— START Available records —

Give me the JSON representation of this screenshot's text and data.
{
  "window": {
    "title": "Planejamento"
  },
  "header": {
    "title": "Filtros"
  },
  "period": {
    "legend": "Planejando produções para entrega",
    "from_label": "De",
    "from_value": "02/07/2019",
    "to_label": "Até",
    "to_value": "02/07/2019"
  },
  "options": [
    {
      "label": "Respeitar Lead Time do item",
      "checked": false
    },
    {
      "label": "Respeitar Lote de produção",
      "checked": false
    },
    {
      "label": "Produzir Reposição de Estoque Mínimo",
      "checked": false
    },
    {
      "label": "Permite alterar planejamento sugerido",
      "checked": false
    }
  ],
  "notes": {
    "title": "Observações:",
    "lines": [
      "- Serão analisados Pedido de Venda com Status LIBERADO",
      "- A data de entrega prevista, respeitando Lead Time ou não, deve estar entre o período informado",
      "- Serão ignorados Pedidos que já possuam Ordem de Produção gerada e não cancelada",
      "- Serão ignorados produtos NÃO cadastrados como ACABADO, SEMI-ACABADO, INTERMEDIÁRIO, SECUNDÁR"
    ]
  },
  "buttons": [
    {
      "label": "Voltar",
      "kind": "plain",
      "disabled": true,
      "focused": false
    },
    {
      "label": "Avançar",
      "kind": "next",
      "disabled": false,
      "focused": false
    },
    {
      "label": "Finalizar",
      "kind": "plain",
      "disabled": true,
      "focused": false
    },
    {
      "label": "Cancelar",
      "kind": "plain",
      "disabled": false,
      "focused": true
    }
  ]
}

— END Available records —

Exercise aim: Identify each line in the records above containing the word "ignorados"; copy those lines.

Reply to the exercise:
      "- Serão ignorados Pedidos que já possuam Ordem de Produção gerada e não cancelada",
      "- Serão ignorados produtos NÃO cadastrados como ACABADO, SEMI-ACABADO, INTERMEDIÁRIO, SECUNDÁR"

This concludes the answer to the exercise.